■ ENTRIES:

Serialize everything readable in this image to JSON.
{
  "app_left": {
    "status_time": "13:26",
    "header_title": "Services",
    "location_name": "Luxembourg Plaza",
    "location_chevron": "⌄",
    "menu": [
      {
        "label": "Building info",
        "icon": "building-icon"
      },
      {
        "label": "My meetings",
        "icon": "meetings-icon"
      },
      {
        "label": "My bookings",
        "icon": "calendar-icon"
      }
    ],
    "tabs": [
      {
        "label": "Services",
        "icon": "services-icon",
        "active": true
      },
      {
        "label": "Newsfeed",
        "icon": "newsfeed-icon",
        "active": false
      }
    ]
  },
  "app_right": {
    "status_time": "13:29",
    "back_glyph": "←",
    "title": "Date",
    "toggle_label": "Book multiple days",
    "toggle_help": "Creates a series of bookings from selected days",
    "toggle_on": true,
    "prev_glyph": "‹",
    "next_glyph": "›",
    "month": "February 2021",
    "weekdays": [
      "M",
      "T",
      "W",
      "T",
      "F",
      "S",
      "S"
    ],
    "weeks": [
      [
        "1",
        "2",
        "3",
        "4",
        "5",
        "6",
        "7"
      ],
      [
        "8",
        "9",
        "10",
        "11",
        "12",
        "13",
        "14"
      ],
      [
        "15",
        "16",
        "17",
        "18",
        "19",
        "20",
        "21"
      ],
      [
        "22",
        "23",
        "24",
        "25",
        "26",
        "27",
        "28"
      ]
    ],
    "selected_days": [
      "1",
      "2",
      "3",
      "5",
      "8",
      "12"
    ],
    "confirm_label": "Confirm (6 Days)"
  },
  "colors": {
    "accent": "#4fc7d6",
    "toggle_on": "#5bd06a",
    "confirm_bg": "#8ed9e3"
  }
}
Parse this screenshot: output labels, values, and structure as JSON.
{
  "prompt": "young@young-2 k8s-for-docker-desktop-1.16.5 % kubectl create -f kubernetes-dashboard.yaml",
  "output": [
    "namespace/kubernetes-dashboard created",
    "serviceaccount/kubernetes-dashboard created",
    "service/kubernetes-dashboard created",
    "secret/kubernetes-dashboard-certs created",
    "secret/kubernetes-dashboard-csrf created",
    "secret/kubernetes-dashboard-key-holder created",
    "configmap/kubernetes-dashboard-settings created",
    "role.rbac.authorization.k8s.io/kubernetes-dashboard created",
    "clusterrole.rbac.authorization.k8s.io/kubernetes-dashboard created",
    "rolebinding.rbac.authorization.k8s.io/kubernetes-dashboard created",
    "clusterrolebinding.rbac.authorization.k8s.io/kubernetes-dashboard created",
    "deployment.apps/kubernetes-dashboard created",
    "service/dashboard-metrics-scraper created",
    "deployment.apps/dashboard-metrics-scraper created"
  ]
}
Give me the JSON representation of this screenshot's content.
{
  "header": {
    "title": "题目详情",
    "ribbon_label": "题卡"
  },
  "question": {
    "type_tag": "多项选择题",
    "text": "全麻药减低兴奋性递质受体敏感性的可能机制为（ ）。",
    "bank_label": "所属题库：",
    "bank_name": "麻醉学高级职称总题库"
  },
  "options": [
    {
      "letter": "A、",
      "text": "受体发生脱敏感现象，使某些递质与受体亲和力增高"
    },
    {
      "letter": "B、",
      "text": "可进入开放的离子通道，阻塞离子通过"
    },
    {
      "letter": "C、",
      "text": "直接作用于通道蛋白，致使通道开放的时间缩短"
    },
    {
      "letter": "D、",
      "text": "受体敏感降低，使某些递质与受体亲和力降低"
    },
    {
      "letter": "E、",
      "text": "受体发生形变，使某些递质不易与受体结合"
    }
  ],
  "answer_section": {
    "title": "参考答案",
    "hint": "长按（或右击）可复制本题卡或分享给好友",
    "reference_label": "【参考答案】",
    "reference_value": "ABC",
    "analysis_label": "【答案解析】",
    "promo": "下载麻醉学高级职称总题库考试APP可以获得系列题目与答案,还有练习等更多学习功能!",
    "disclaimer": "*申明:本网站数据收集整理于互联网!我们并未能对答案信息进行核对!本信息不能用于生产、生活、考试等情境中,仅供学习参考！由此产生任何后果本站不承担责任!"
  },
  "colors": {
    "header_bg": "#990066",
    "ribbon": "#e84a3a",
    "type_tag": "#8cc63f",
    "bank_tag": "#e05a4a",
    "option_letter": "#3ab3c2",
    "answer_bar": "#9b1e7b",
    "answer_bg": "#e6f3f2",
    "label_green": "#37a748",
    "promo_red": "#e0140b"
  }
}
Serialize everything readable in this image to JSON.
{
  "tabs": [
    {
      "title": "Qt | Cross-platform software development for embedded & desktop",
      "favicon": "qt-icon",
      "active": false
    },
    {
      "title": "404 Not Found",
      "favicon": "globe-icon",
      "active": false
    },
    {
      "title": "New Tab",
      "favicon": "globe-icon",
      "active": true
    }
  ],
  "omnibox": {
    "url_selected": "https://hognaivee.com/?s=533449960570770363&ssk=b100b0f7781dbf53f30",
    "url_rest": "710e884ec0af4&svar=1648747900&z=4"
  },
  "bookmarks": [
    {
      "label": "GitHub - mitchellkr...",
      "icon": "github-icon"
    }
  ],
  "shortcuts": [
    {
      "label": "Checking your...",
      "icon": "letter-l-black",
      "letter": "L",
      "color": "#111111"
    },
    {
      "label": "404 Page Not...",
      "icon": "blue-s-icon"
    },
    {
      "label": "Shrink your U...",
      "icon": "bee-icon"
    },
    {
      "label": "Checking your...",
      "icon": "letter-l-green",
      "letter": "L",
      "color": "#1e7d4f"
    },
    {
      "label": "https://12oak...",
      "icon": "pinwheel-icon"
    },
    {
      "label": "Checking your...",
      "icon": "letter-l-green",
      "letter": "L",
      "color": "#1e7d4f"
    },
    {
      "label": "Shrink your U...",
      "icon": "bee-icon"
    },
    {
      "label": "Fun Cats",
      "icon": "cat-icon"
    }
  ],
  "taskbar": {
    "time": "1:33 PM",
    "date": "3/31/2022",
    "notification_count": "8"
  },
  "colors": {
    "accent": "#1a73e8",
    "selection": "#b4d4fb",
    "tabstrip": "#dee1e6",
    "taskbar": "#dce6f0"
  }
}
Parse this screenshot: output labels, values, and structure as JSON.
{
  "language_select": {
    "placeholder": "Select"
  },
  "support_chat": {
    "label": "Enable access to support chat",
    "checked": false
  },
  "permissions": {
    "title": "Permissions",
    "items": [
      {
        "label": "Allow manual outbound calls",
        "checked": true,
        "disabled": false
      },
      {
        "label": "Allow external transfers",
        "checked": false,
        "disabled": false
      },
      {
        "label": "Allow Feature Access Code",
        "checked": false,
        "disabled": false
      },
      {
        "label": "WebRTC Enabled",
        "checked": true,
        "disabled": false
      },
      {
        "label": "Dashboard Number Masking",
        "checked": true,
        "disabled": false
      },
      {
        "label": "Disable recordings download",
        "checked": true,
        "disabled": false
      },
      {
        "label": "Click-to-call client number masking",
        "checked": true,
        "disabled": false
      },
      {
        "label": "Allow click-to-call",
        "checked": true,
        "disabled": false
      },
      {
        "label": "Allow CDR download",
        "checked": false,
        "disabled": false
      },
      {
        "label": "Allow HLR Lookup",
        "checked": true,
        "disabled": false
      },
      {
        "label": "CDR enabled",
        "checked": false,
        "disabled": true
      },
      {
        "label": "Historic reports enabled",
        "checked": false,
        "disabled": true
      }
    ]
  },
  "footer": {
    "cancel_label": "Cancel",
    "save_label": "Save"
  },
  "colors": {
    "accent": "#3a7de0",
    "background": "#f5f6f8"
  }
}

■ DO THIS:
Every record above needs to be repeated word for word.

■ RESULT OF THE EXERCISE:
Serialize everything readable in this image to JSON.
{
  "app_left": {
    "status_time": "13:26",
    "header_title": "Services",
    "location_name": "Luxembourg Plaza",
    "location_chevron": "⌄",
    "menu": [
      {
        "label": "Building info",
        "icon": "building-icon"
      },
      {
        "label": "My meetings",
        "icon": "meetings-icon"
      },
      {
        "label": "My bookings",
        "icon": "calendar-icon"
      }
    ],
    "tabs": [
      {
        "label": "Services",
        "icon": "services-icon",
        "active": true
      },
      {
        "label": "Newsfeed",
        "icon": "newsfeed-icon",
        "active": false
      }
    ]
  },
  "app_right": {
    "status_time": "13:29",
    "back_glyph": "←",
    "title": "Date",
    "toggle_label": "Book multiple days",
    "toggle_help": "Creates a series of bookings from selected days",
    "toggle_on": true,
    "prev_glyph": "‹",
    "next_glyph": "›",
    "month": "February 2021",
    "weekdays": [
      "M",
      "T",
      "W",
      "T",
      "F",
      "S",
      "S"
    ],
    "weeks": [
      [
        "1",
        "2",
        "3",
        "4",
        "5",
        "6",
        "7"
      ],
      [
        "8",
        "9",
        "10",
        "11",
        "12",
        "13",
        "14"
      ],
      [
        "15",
        "16",
        "17",
        "18",
        "19",
        "20",
        "21"
      ],
      [
        "22",
        "23",
        "24",
        "25",
        "26",
        "27",
        "28"
      ]
    ],
    "selected_days": [
      "1",
      "2",
      "3",
      "5",
      "8",
      "12"
    ],
    "confirm_label": "Confirm (6 Days)"
  },
  "colors": {
    "accent": "#4fc7d6",
    "toggle_on": "#5bd06a",
    "confirm_bg": "#8ed9e3"
  }
}
Parse this screenshot: output labels, values, and structure as JSON.
{
  "prompt": "young@young-2 k8s-for-docker-desktop-1.16.5 % kubectl create -f kubernetes-dashboard.yaml",
  "output": [
    "namespace/kubernetes-dashboard created",
    "serviceaccount/kubernetes-dashboard created",
    "service/kubernetes-dashboard created",
    "secret/kubernetes-dashboard-certs created",
    "secret/kubernetes-dashboard-csrf created",
    "secret/kubernetes-dashboard-key-holder created",
    "configmap/kubernetes-dashboard-settings created",
    "role.rbac.authorization.k8s.io/kubernetes-dashboard created",
    "clusterrole.rbac.authorization.k8s.io/kubernetes-dashboard created",
    "rolebinding.rbac.authorization.k8s.io/kubernetes-dashboard created",
    "clusterrolebinding.rbac.authorization.k8s.io/kubernetes-dashboard created",
    "deployment.apps/kubernetes-dashboard created",
    "service/dashboard-metrics-scraper created",
    "deployment.apps/dashboard-metrics-scraper created"
  ]
}
Give me the JSON representation of this screenshot's content.
{
  "header": {
    "title": "题目详情",
    "ribbon_label": "题卡"
  },
  "question": {
    "type_tag": "多项选择题",
    "text": "全麻药减低兴奋性递质受体敏感性的可能机制为（ ）。",
    "bank_label": "所属题库：",
    "bank_name": "麻醉学高级职称总题库"
  },
  "options": [
    {
      "letter": "A、",
      "text": "受体发生脱敏感现象，使某些递质与受体亲和力增高"
    },
    {
      "letter": "B、",
      "text": "可进入开放的离子通道，阻塞离子通过"
    },
    {
      "letter": "C、",
      "text": "直接作用于通道蛋白，致使通道开放的时间缩短"
    },
    {
      "letter": "D、",
      "text": "受体敏感降低，使某些递质与受体亲和力降低"
    },
    {
      "letter": "E、",
      "text": "受体发生形变，使某些递质不易与受体结合"
    }
  ],
  "answer_section": {
    "title": "参考答案",
    "hint": "长按（或右击）可复制本题卡或分享给好友",
    "reference_label": "【参考答案】",
    "reference_value": "ABC",
    "analysis_label": "【答案解析】",
    "promo": "下载麻醉学高级职称总题库考试APP可以获得系列题目与答案,还有练习等更多学习功能!",
    "disclaimer": "*申明:本网站数据收集整理于互联网!我们并未能对答案信息进行核对!本信息不能用于生产、生活、考试等情境中,仅供学习参考！由此产生任何后果本站不承担责任!"
  },
  "colors": {
    "header_bg": "#990066",
    "ribbon": "#e84a3a",
    "type_tag": "#8cc63f",
    "bank_tag": "#e05a4a",
    "option_letter": "#3ab3c2",
    "answer_bar": "#9b1e7b",
    "answer_bg": "#e6f3f2",
    "label_green": "#37a748",
    "promo_red": "#e0140b"
  }
}
Serialize everything readable in this image to JSON.
{
  "tabs": [
    {
      "title": "Qt | Cross-platform software development for embedded & desktop",
      "favicon": "qt-icon",
      "active": false
    },
    {
      "title": "404 Not Found",
      "favicon": "globe-icon",
      "active": false
    },
    {
      "title": "New Tab",
      "favicon": "globe-icon",
      "active": true
    }
  ],
  "omnibox": {
    "url_selected": "https://hognaivee.com/?s=533449960570770363&ssk=b100b0f7781dbf53f30",
    "url_rest": "710e884ec0af4&svar=1648747900&z=4"
  },
  "bookmarks": [
    {
      "label": "GitHub - mitchellkr...",
      "icon": "github-icon"
    }
  ],
  "shortcuts": [
    {
      "label": "Checking your...",
      "icon": "letter-l-black",
      "letter": "L",
      "color": "#111111"
    },
    {
      "label": "404 Page Not...",
      "icon": "blue-s-icon"
    },
    {
      "label": "Shrink your U...",
      "icon": "bee-icon"
    },
    {
      "label": "Checking your...",
      "icon": "letter-l-green",
      "letter": "L",
      "color": "#1e7d4f"
    },
    {
      "label": "https://12oak...",
      "icon": "pinwheel-icon"
    },
    {
      "label": "Checking your...",
      "icon": "letter-l-green",
      "letter": "L",
      "color": "#1e7d4f"
    },
    {
      "label": "Shrink your U...",
      "icon": "bee-icon"
    },
    {
      "label": "Fun Cats",
      "icon": "cat-icon"
    }
  ],
  "taskbar": {
    "time": "1:33 PM",
    "date": "3/31/2022",
    "notification_count": "8"
  },
  "colors": {
    "accent": "#1a73e8",
    "selection": "#b4d4fb",
    "tabstrip": "#dee1e6",
    "taskbar": "#dce6f0"
  }
}
Parse this screenshot: output labels, values, and structure as JSON.
{
  "language_select": {
    "placeholder": "Select"
  },
  "support_chat": {
    "label": "Enable access to support chat",
    "checked": false
  },
  "permissions": {
    "title": "Permissions",
    "items": [
      {
        "label": "Allow manual outbound calls",
        "checked": true,
        "disabled": false
      },
      {
        "label": "Allow external transfers",
        "checked": false,
        "disabled": false
      },
      {
        "label": "Allow Feature Access Code",
        "checked": false,
        "disabled": false
      },
      {
        "label": "WebRTC Enabled",
        "checked": true,
        "disabled": false
      },
      {
        "label": "Dashboard Number Masking",
        "checked": true,
        "disabled": false
      },
      {
        "label": "Disable recordings download",
        "checked": true,
        "disabled": false
      },
      {
        "label": "Click-to-call client number masking",
        "checked": true,
        "disabled": false
      },
      {
        "label": "Allow click-to-call",
        "checked": true,
        "disabled": false
      },
      {
        "label": "Allow CDR download",
        "checked": false,
        "disabled": false
      },
      {
        "label": "Allow HLR Lookup",
        "checked": true,
        "disabled": false
      },
      {
        "label": "CDR enabled",
        "checked": false,
        "disabled": true
      },
      {
        "label": "Historic reports enabled",
        "checked": false,
        "disabled": true
      }
    ]
  },
  "footer": {
    "cancel_label": "Cancel",
    "save_label": "Save"
  },
  "colors": {
    "accent": "#3a7de0",
    "background": "#f5f6f8"
  }
}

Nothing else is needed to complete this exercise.